## PROMPT
Wherever a line below holds the word "PLAYSTATION", copy that line.

## MATERIAL SUPPLIED
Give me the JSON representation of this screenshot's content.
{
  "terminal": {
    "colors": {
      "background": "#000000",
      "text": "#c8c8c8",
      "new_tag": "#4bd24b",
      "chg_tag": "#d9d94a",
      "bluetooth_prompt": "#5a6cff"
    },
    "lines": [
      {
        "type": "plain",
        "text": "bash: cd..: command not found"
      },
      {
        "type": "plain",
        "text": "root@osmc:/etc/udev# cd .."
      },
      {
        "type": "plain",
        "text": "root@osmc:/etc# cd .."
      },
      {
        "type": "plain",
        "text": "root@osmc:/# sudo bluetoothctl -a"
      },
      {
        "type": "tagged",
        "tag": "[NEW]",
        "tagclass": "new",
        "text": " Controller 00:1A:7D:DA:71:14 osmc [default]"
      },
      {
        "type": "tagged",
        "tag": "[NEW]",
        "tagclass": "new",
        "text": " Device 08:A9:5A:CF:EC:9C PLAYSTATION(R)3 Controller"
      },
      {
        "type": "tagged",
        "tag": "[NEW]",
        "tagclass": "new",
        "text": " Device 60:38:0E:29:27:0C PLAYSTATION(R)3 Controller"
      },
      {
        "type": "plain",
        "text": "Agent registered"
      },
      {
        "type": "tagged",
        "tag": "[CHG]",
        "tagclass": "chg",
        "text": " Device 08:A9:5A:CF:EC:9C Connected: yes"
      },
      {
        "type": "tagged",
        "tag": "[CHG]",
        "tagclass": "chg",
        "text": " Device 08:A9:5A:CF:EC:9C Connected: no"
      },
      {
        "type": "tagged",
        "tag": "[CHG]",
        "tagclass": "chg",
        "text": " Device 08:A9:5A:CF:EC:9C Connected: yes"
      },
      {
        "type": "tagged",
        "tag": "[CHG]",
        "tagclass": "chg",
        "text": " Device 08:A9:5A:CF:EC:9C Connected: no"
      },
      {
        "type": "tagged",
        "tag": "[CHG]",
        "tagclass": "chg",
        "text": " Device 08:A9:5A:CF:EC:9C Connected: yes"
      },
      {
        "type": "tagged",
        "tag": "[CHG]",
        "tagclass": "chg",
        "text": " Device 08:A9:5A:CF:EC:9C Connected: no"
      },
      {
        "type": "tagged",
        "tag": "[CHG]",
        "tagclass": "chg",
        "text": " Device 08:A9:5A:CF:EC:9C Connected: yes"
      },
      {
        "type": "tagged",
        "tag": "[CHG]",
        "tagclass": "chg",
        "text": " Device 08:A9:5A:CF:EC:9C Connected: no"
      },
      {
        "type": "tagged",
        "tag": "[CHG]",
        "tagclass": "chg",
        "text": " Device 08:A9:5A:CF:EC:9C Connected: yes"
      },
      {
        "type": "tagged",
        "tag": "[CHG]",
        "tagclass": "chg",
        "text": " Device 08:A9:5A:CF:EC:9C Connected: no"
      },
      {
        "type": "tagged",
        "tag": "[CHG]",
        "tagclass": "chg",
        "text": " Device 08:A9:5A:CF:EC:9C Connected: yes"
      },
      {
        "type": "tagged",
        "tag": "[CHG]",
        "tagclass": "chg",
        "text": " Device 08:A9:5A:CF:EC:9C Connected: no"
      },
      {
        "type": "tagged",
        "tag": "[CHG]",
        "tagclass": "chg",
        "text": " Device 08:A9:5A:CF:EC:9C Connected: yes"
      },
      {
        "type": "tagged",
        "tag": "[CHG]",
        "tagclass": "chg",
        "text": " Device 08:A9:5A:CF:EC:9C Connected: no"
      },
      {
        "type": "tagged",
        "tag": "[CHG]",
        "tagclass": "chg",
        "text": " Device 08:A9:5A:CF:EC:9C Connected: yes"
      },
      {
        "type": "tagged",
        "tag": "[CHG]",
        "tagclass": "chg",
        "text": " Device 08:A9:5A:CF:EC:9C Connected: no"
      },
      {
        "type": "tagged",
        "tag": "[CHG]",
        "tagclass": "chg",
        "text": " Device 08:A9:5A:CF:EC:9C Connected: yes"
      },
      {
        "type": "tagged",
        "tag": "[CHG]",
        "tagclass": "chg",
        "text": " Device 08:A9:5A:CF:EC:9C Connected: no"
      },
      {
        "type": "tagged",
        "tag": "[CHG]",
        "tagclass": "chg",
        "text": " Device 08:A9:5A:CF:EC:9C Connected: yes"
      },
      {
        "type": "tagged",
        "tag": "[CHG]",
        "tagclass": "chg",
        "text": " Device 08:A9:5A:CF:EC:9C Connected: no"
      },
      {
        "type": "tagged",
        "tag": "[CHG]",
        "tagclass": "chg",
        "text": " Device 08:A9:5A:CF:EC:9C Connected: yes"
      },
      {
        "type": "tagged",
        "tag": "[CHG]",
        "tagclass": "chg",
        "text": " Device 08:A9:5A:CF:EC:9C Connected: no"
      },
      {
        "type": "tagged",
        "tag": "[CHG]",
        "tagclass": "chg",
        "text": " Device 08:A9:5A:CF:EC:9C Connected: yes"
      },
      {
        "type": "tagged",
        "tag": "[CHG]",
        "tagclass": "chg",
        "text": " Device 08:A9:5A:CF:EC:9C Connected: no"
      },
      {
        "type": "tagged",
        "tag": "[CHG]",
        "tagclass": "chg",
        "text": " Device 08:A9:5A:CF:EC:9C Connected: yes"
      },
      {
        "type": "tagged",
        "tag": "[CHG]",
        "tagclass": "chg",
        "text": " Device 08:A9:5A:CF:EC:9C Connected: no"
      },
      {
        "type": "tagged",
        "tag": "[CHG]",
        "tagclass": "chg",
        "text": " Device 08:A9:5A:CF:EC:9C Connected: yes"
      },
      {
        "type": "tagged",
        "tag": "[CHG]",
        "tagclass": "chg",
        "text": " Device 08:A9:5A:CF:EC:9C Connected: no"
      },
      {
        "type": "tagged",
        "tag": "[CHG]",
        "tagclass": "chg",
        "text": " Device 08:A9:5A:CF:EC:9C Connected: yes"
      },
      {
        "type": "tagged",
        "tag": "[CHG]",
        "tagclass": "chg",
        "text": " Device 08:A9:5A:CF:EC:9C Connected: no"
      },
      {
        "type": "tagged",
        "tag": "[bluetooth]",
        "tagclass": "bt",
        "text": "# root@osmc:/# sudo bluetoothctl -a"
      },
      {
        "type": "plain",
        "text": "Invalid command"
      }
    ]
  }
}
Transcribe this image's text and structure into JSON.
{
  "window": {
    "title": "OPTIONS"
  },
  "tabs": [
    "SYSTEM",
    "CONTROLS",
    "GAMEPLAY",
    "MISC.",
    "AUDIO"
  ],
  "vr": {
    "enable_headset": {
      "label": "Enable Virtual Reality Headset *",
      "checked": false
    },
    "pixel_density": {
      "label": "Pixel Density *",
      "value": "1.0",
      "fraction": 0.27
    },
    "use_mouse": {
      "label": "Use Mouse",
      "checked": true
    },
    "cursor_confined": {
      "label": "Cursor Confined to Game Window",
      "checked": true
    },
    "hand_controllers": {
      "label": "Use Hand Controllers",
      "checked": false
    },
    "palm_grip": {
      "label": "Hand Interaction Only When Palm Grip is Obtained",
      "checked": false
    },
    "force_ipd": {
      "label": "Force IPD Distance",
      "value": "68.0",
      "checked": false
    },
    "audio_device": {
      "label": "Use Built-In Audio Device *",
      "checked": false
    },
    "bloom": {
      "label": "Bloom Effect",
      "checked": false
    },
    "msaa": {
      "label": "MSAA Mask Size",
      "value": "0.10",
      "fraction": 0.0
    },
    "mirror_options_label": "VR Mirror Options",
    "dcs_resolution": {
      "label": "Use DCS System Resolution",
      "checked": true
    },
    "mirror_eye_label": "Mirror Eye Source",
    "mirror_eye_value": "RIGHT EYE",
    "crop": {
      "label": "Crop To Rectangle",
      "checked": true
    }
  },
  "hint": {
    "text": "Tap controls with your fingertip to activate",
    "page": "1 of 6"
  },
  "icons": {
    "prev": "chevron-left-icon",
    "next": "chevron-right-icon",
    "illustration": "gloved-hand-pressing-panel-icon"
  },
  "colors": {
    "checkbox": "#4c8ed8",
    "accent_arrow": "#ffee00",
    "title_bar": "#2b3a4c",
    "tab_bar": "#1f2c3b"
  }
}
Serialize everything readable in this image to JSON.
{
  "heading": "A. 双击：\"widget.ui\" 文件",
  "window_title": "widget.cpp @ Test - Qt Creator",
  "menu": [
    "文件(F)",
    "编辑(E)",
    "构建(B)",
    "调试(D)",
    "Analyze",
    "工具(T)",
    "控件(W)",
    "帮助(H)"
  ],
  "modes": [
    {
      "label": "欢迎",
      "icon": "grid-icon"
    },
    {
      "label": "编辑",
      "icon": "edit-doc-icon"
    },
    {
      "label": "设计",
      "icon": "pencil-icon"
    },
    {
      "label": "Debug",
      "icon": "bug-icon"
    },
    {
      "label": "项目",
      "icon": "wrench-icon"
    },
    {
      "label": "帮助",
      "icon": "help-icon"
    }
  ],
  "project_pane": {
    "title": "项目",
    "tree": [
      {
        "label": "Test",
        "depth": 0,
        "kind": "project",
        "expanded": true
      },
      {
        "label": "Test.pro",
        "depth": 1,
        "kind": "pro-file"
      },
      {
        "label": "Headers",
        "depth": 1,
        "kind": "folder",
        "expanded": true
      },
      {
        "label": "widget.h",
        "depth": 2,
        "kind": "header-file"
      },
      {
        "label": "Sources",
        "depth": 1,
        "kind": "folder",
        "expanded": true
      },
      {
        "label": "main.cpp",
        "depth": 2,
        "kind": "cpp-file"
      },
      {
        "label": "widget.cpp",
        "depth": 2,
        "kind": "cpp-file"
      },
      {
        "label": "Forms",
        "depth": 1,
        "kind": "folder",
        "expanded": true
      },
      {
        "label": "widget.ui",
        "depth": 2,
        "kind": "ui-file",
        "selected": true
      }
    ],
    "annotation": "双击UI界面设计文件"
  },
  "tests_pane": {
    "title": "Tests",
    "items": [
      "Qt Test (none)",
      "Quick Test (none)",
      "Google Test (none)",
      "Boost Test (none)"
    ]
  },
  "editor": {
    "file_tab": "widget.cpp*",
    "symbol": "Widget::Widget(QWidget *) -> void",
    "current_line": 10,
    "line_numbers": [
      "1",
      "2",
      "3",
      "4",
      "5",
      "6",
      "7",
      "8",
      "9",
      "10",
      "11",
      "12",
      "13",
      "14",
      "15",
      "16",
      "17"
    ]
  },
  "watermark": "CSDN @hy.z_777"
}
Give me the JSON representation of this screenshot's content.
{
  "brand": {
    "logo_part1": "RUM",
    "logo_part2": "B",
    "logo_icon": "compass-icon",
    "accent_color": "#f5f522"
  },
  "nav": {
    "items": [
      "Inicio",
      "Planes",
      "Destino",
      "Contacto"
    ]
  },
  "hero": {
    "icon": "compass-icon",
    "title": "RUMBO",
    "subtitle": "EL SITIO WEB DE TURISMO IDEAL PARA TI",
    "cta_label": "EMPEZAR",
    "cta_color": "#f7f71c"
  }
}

## ANSWER
        "text": " Device 08:A9:5A:CF:EC:9C PLAYSTATION(R)3 Controller"
        "text": " Device 60:38:0E:29:27:0C PLAYSTATION(R)3 Controller"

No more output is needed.